***** MATERIALS PROVIDED
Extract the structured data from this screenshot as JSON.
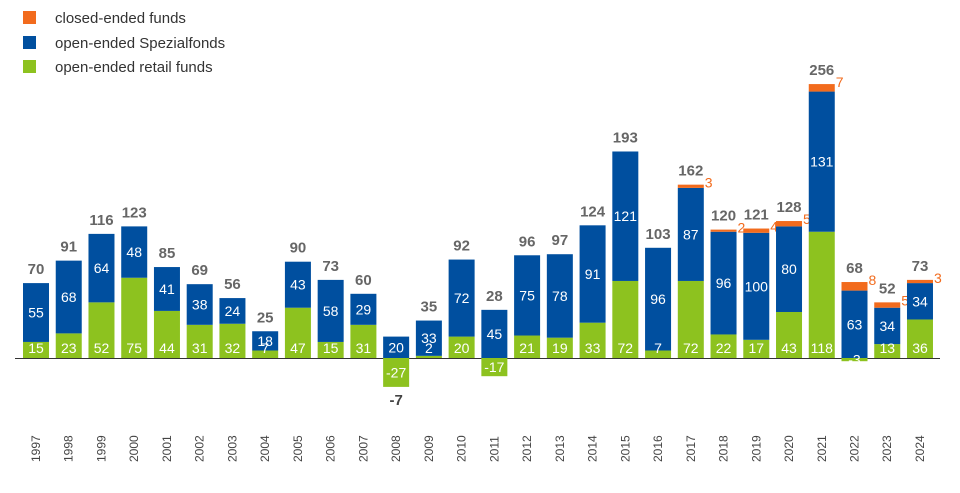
{
  "chart_data": {
    "type": "bar",
    "stacked": true,
    "title": "",
    "xlabel": "",
    "ylabel": "",
    "ylim": [
      -30,
      260
    ],
    "grid": false,
    "legend_position": "top-left",
    "categories": [
      "1997",
      "1998",
      "1999",
      "2000",
      "2001",
      "2002",
      "2003",
      "2004",
      "2005",
      "2006",
      "2007",
      "2008",
      "2009",
      "2010",
      "2011",
      "2012",
      "2013",
      "2014",
      "2015",
      "2016",
      "2017",
      "2018",
      "2019",
      "2020",
      "2021",
      "2022",
      "2023",
      "2024"
    ],
    "series": [
      {
        "name": "open-ended retail funds",
        "color": "#8dc21f",
        "values": [
          15,
          23,
          52,
          75,
          44,
          31,
          32,
          7,
          47,
          15,
          31,
          -27,
          2,
          20,
          -17,
          21,
          19,
          33,
          72,
          7,
          72,
          22,
          17,
          43,
          118,
          -3,
          13,
          36
        ]
      },
      {
        "name": "open-ended Spezialfonds",
        "color": "#004f9f",
        "values": [
          55,
          68,
          64,
          48,
          41,
          38,
          24,
          18,
          43,
          58,
          29,
          20,
          33,
          72,
          45,
          75,
          78,
          91,
          121,
          96,
          87,
          96,
          100,
          80,
          131,
          63,
          34,
          34
        ]
      },
      {
        "name": "closed-ended funds",
        "color": "#f26b1d",
        "values": [
          0,
          0,
          0,
          0,
          0,
          0,
          0,
          0,
          0,
          0,
          0,
          0,
          0,
          0,
          0,
          0,
          0,
          0,
          0,
          0,
          3,
          2,
          4,
          5,
          7,
          8,
          5,
          3
        ]
      }
    ],
    "totals": [
      "70",
      "91",
      "116",
      "123",
      "85",
      "69",
      "56",
      "25",
      "90",
      "73",
      "60",
      "-7",
      "35",
      "92",
      "28",
      "96",
      "97",
      "124",
      "193",
      "103",
      "162",
      "120",
      "121",
      "128",
      "256",
      "68",
      "52",
      "73"
    ],
    "closed_labels": [
      "",
      "",
      "",
      "",
      "",
      "",
      "",
      "",
      "",
      "",
      "",
      "",
      "",
      "",
      "",
      "",
      "",
      "",
      "",
      "",
      "3",
      "2",
      "4",
      "5",
      "7",
      "8",
      "5",
      "3"
    ]
  },
  "legend": [
    {
      "label": "closed-ended funds",
      "color": "#f26b1d",
      "icon": "square-icon"
    },
    {
      "label": "open-ended Spezialfonds",
      "color": "#004f9f",
      "icon": "square-icon"
    },
    {
      "label": "open-ended retail funds",
      "color": "#8dc21f",
      "icon": "square-icon"
    }
  ]
}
**********
SET EXERCISE: Omit the pictures, then output the rest of the listing exactly.

CORRECT RESPONSE:
Extract the structured data from this screenshot as JSON.
{
  "chart_data": {
    "type": "bar",
    "stacked": true,
    "title": "",
    "xlabel": "",
    "ylabel": "",
    "ylim": [
      -30,
      260
    ],
    "grid": false,
    "legend_position": "top-left",
    "categories": [
      "1997",
      "1998",
      "1999",
      "2000",
      "2001",
      "2002",
      "2003",
      "2004",
      "2005",
      "2006",
      "2007",
      "2008",
      "2009",
      "2010",
      "2011",
      "2012",
      "2013",
      "2014",
      "2015",
      "2016",
      "2017",
      "2018",
      "2019",
      "2020",
      "2021",
      "2022",
      "2023",
      "2024"
    ],
    "series": [
      {
        "name": "open-ended retail funds",
        "color": "#8dc21f",
        "values": [
          15,
          23,
          52,
          75,
          44,
          31,
          32,
          7,
          47,
          15,
          31,
          -27,
          2,
          20,
          -17,
          21,
          19,
          33,
          72,
          7,
          72,
          22,
          17,
          43,
          118,
          -3,
          13,
          36
        ]
      },
      {
        "name": "open-ended Spezialfonds",
        "color": "#004f9f",
        "values": [
          55,
          68,
          64,
          48,
          41,
          38,
          24,
          18,
          43,
          58,
          29,
          20,
          33,
          72,
          45,
          75,
          78,
          91,
          121,
          96,
          87,
          96,
          100,
          80,
          131,
          63,
          34,
          34
        ]
      },
      {
        "name": "closed-ended funds",
        "color": "#f26b1d",
        "values": [
          0,
          0,
          0,
          0,
          0,
          0,
          0,
          0,
          0,
          0,
          0,
          0,
          0,
          0,
          0,
          0,
          0,
          0,
          0,
          0,
          3,
          2,
          4,
          5,
          7,
          8,
          5,
          3
        ]
      }
    ],
    "totals": [
      "70",
      "91",
      "116",
      "123",
      "85",
      "69",
      "56",
      "25",
      "90",
      "73",
      "60",
      "-7",
      "35",
      "92",
      "28",
      "96",
      "97",
      "124",
      "193",
      "103",
      "162",
      "120",
      "121",
      "128",
      "256",
      "68",
      "52",
      "73"
    ],
    "closed_labels": [
      "",
      "",
      "",
      "",
      "",
      "",
      "",
      "",
      "",
      "",
      "",
      "",
      "",
      "",
      "",
      "",
      "",
      "",
      "",
      "",
      "3",
      "2",
      "4",
      "5",
      "7",
      "8",
      "5",
      "3"
    ]
  },
  "legend": [
    {
      "label": "closed-ended funds",
      "color": "#f26b1d",
      "icon": "square-icon"
    },
    {
      "label": "open-ended Spezialfonds",
      "color": "#004f9f",
      "icon": "square-icon"
    },
    {
      "label": "open-ended retail funds",
      "color": "#8dc21f",
      "icon": "square-icon"
    }
  ]
}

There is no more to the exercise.